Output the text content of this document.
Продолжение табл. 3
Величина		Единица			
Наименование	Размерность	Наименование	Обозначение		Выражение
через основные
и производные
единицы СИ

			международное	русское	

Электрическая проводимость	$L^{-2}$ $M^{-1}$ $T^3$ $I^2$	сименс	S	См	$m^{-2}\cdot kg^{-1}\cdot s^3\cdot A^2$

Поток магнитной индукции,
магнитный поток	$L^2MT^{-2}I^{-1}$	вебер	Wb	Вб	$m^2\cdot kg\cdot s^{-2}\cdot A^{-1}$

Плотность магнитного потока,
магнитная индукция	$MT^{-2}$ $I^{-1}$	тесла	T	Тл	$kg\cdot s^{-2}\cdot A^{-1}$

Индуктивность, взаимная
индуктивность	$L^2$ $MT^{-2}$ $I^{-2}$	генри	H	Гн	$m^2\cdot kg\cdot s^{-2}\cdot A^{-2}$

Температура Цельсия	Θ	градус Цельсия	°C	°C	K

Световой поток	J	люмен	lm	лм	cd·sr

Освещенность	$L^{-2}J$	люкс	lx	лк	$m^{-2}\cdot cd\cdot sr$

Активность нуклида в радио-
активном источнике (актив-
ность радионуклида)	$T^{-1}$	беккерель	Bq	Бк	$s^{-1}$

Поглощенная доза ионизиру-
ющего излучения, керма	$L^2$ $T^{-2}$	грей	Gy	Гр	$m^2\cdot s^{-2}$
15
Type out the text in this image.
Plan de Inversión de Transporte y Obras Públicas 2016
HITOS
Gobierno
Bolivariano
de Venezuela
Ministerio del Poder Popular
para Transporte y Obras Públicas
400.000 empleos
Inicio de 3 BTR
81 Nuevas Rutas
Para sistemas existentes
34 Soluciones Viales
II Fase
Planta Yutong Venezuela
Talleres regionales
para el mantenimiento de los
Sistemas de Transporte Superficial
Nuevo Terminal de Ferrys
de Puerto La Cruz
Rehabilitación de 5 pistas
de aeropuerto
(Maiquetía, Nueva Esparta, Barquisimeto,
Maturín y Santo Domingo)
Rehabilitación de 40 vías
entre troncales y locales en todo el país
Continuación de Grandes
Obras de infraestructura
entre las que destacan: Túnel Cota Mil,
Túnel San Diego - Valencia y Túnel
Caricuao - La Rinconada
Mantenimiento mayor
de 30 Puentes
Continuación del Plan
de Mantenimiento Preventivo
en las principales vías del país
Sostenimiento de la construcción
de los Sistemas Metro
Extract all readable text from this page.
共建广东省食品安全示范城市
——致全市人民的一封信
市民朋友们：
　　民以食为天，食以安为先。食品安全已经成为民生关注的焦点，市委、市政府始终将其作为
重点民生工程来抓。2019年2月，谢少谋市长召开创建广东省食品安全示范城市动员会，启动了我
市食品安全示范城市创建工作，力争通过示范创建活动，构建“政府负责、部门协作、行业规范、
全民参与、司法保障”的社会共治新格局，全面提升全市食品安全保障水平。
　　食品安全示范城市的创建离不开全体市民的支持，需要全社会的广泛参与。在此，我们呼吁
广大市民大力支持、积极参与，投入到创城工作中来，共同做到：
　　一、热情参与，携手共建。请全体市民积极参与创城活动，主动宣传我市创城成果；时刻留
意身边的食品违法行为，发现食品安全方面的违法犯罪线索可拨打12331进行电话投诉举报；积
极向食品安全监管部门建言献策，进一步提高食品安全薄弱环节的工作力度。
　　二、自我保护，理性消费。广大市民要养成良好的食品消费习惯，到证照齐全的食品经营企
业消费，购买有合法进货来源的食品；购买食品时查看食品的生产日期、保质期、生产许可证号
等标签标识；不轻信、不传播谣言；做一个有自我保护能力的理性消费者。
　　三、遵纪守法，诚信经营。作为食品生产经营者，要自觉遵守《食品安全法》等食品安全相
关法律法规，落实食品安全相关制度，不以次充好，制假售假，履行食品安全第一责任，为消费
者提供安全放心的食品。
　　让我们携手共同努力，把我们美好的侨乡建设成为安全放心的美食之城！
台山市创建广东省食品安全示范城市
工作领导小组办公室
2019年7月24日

_YOUR OBJECTIVE_. Working from the material above, retype it in its entirety without change.

_THE ANSWER_.
Output the text content of this document.
Продолжение табл. 3
Величина		Единица			
Наименование	Размерность	Наименование	Обозначение		Выражение
через основные
и производные
единицы СИ

			международное	русское	

Электрическая проводимость	$L^{-2}$ $M^{-1}$ $T^3$ $I^2$	сименс	S	См	$m^{-2}\cdot kg^{-1}\cdot s^3\cdot A^2$

Поток магнитной индукции,
магнитный поток	$L^2MT^{-2}I^{-1}$	вебер	Wb	Вб	$m^2\cdot kg\cdot s^{-2}\cdot A^{-1}$

Плотность магнитного потока,
магнитная индукция	$MT^{-2}$ $I^{-1}$	тесла	T	Тл	$kg\cdot s^{-2}\cdot A^{-1}$

Индуктивность, взаимная
индуктивность	$L^2$ $MT^{-2}$ $I^{-2}$	генри	H	Гн	$m^2\cdot kg\cdot s^{-2}\cdot A^{-2}$

Температура Цельсия	Θ	градус Цельсия	°C	°C	K

Световой поток	J	люмен	lm	лм	cd·sr

Освещенность	$L^{-2}J$	люкс	lx	лк	$m^{-2}\cdot cd\cdot sr$

Активность нуклида в радио-
активном источнике (актив-
ность радионуклида)	$T^{-1}$	беккерель	Bq	Бк	$s^{-1}$

Поглощенная доза ионизиру-
ющего излучения, керма	$L^2$ $T^{-2}$	грей	Gy	Гр	$m^2\cdot s^{-2}$
15
Type out the text in this image.
Plan de Inversión de Transporte y Obras Públicas 2016
HITOS
Gobierno
Bolivariano
de Venezuela
Ministerio del Poder Popular
para Transporte y Obras Públicas
400.000 empleos
Inicio de 3 BTR
81 Nuevas Rutas
Para sistemas existentes
34 Soluciones Viales
II Fase
Planta Yutong Venezuela
Talleres regionales
para el mantenimiento de los
Sistemas de Transporte Superficial
Nuevo Terminal de Ferrys
de Puerto La Cruz
Rehabilitación de 5 pistas
de aeropuerto
(Maiquetía, Nueva Esparta, Barquisimeto,
Maturín y Santo Domingo)
Rehabilitación de 40 vías
entre troncales y locales en todo el país
Continuación de Grandes
Obras de infraestructura
entre las que destacan: Túnel Cota Mil,
Túnel San Diego - Valencia y Túnel
Caricuao - La Rinconada
Mantenimiento mayor
de 30 Puentes
Continuación del Plan
de Mantenimiento Preventivo
en las principales vías del país
Sostenimiento de la construcción
de los Sistemas Metro
Extract all readable text from this page.
共建广东省食品安全示范城市
——致全市人民的一封信
市民朋友们：
　　民以食为天，食以安为先。食品安全已经成为民生关注的焦点，市委、市政府始终将其作为
重点民生工程来抓。2019年2月，谢少谋市长召开创建广东省食品安全示范城市动员会，启动了我
市食品安全示范城市创建工作，力争通过示范创建活动，构建“政府负责、部门协作、行业规范、
全民参与、司法保障”的社会共治新格局，全面提升全市食品安全保障水平。
　　食品安全示范城市的创建离不开全体市民的支持，需要全社会的广泛参与。在此，我们呼吁
广大市民大力支持、积极参与，投入到创城工作中来，共同做到：
　　一、热情参与，携手共建。请全体市民积极参与创城活动，主动宣传我市创城成果；时刻留
意身边的食品违法行为，发现食品安全方面的违法犯罪线索可拨打12331进行电话投诉举报；积
极向食品安全监管部门建言献策，进一步提高食品安全薄弱环节的工作力度。
　　二、自我保护，理性消费。广大市民要养成良好的食品消费习惯，到证照齐全的食品经营企
业消费，购买有合法进货来源的食品；购买食品时查看食品的生产日期、保质期、生产许可证号
等标签标识；不轻信、不传播谣言；做一个有自我保护能力的理性消费者。
　　三、遵纪守法，诚信经营。作为食品生产经营者，要自觉遵守《食品安全法》等食品安全相
关法律法规，落实食品安全相关制度，不以次充好，制假售假，履行食品安全第一责任，为消费
者提供安全放心的食品。
　　让我们携手共同努力，把我们美好的侨乡建设成为安全放心的美食之城！
台山市创建广东省食品安全示范城市
工作领导小组办公室
2019年7月24日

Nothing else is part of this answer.